[Figure contents as structured data]

****************************************

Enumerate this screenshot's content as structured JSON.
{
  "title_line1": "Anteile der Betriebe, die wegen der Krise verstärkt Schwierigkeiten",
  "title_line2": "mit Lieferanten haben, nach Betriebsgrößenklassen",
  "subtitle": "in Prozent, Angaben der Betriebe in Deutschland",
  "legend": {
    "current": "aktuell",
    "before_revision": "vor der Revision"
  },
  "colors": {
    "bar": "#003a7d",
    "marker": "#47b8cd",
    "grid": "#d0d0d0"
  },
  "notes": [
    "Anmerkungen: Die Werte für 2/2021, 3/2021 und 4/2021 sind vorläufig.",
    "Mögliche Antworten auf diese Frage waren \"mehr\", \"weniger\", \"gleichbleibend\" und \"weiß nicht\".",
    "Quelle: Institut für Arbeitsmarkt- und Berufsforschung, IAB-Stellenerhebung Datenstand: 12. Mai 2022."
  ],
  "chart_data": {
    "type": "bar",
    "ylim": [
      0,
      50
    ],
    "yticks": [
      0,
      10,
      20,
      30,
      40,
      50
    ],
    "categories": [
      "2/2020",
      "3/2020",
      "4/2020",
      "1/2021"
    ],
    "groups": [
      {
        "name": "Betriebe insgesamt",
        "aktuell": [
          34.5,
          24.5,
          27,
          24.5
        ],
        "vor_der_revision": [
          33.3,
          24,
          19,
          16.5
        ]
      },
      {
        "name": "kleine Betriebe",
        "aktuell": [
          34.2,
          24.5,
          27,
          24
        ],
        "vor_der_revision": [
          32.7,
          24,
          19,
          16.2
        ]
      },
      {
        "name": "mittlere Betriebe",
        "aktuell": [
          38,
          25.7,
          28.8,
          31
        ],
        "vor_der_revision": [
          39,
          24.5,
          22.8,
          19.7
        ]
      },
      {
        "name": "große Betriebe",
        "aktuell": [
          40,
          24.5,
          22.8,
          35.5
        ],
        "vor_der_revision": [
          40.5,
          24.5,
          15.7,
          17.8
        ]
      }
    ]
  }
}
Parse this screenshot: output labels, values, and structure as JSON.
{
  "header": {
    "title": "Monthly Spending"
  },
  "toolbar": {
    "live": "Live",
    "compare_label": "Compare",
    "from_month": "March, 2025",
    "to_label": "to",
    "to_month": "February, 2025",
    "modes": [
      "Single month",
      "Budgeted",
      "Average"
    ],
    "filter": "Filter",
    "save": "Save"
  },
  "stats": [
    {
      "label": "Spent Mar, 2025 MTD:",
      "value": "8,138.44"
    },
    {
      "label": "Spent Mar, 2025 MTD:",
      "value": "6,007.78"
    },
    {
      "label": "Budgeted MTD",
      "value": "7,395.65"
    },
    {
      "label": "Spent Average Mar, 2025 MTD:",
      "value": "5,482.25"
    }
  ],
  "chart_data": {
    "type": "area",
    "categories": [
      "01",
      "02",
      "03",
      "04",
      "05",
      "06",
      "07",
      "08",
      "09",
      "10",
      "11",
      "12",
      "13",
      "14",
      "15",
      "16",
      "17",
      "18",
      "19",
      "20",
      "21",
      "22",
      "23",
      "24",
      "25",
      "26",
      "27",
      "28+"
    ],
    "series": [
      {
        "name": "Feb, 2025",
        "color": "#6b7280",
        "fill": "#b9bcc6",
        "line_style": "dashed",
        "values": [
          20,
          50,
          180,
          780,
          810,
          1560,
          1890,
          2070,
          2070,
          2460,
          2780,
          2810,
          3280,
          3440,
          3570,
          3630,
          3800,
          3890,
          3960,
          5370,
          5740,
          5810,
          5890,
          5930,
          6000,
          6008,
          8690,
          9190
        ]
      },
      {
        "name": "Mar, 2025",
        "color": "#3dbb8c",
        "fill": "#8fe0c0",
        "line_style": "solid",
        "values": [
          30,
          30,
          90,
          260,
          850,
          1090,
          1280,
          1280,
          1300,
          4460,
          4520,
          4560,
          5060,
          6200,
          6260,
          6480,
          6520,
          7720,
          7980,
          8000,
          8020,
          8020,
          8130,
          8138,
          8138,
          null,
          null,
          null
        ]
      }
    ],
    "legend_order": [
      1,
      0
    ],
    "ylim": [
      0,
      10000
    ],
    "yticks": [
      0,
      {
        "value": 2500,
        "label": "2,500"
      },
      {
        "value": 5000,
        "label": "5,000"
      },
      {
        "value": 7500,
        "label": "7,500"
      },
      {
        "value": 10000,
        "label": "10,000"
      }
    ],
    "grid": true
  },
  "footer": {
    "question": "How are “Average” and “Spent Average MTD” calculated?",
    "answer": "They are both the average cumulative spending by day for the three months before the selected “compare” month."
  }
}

****************************************

What you need to do - Nothing in the data may differ; print all of it exactly as written.

Result of the task -
Enumerate this screenshot's content as structured JSON.
{
  "title_line1": "Anteile der Betriebe, die wegen der Krise verstärkt Schwierigkeiten",
  "title_line2": "mit Lieferanten haben, nach Betriebsgrößenklassen",
  "subtitle": "in Prozent, Angaben der Betriebe in Deutschland",
  "legend": {
    "current": "aktuell",
    "before_revision": "vor der Revision"
  },
  "colors": {
    "bar": "#003a7d",
    "marker": "#47b8cd",
    "grid": "#d0d0d0"
  },
  "notes": [
    "Anmerkungen: Die Werte für 2/2021, 3/2021 und 4/2021 sind vorläufig.",
    "Mögliche Antworten auf diese Frage waren \"mehr\", \"weniger\", \"gleichbleibend\" und \"weiß nicht\".",
    "Quelle: Institut für Arbeitsmarkt- und Berufsforschung, IAB-Stellenerhebung Datenstand: 12. Mai 2022."
  ],
  "chart_data": {
    "type": "bar",
    "ylim": [
      0,
      50
    ],
    "yticks": [
      0,
      10,
      20,
      30,
      40,
      50
    ],
    "categories": [
      "2/2020",
      "3/2020",
      "4/2020",
      "1/2021"
    ],
    "groups": [
      {
        "name": "Betriebe insgesamt",
        "aktuell": [
          34.5,
          24.5,
          27,
          24.5
        ],
        "vor_der_revision": [
          33.3,
          24,
          19,
          16.5
        ]
      },
      {
        "name": "kleine Betriebe",
        "aktuell": [
          34.2,
          24.5,
          27,
          24
        ],
        "vor_der_revision": [
          32.7,
          24,
          19,
          16.2
        ]
      },
      {
        "name": "mittlere Betriebe",
        "aktuell": [
          38,
          25.7,
          28.8,
          31
        ],
        "vor_der_revision": [
          39,
          24.5,
          22.8,
          19.7
        ]
      },
      {
        "name": "große Betriebe",
        "aktuell": [
          40,
          24.5,
          22.8,
          35.5
        ],
        "vor_der_revision": [
          40.5,
          24.5,
          15.7,
          17.8
        ]
      }
    ]
  }
}
Parse this screenshot: output labels, values, and structure as JSON.
{
  "header": {
    "title": "Monthly Spending"
  },
  "toolbar": {
    "live": "Live",
    "compare_label": "Compare",
    "from_month": "March, 2025",
    "to_label": "to",
    "to_month": "February, 2025",
    "modes": [
      "Single month",
      "Budgeted",
      "Average"
    ],
    "filter": "Filter",
    "save": "Save"
  },
  "stats": [
    {
      "label": "Spent Mar, 2025 MTD:",
      "value": "8,138.44"
    },
    {
      "label": "Spent Mar, 2025 MTD:",
      "value": "6,007.78"
    },
    {
      "label": "Budgeted MTD",
      "value": "7,395.65"
    },
    {
      "label": "Spent Average Mar, 2025 MTD:",
      "value": "5,482.25"
    }
  ],
  "chart_data": {
    "type": "area",
    "categories": [
      "01",
      "02",
      "03",
      "04",
      "05",
      "06",
      "07",
      "08",
      "09",
      "10",
      "11",
      "12",
      "13",
      "14",
      "15",
      "16",
      "17",
      "18",
      "19",
      "20",
      "21",
      "22",
      "23",
      "24",
      "25",
      "26",
      "27",
      "28+"
    ],
    "series": [
      {
        "name": "Feb, 2025",
        "color": "#6b7280",
        "fill": "#b9bcc6",
        "line_style": "dashed",
        "values": [
          20,
          50,
          180,
          780,
          810,
          1560,
          1890,
          2070,
          2070,
          2460,
          2780,
          2810,
          3280,
          3440,
          3570,
          3630,
          3800,
          3890,
          3960,
          5370,
          5740,
          5810,
          5890,
          5930,
          6000,
          6008,
          8690,
          9190
        ]
      },
      {
        "name": "Mar, 2025",
        "color": "#3dbb8c",
        "fill": "#8fe0c0",
        "line_style": "solid",
        "values": [
          30,
          30,
          90,
          260,
          850,
          1090,
          1280,
          1280,
          1300,
          4460,
          4520,
          4560,
          5060,
          6200,
          6260,
          6480,
          6520,
          7720,
          7980,
          8000,
          8020,
          8020,
          8130,
          8138,
          8138,
          null,
          null,
          null
        ]
      }
    ],
    "legend_order": [
      1,
      0
    ],
    "ylim": [
      0,
      10000
    ],
    "yticks": [
      0,
      {
        "value": 2500,
        "label": "2,500"
      },
      {
        "value": 5000,
        "label": "5,000"
      },
      {
        "value": 7500,
        "label": "7,500"
      },
      {
        "value": 10000,
        "label": "10,000"
      }
    ],
    "grid": true
  },
  "footer": {
    "question": "How are “Average” and “Spent Average MTD” calculated?",
    "answer": "They are both the average cumulative spending by day for the three months before the selected “compare” month."
  }
}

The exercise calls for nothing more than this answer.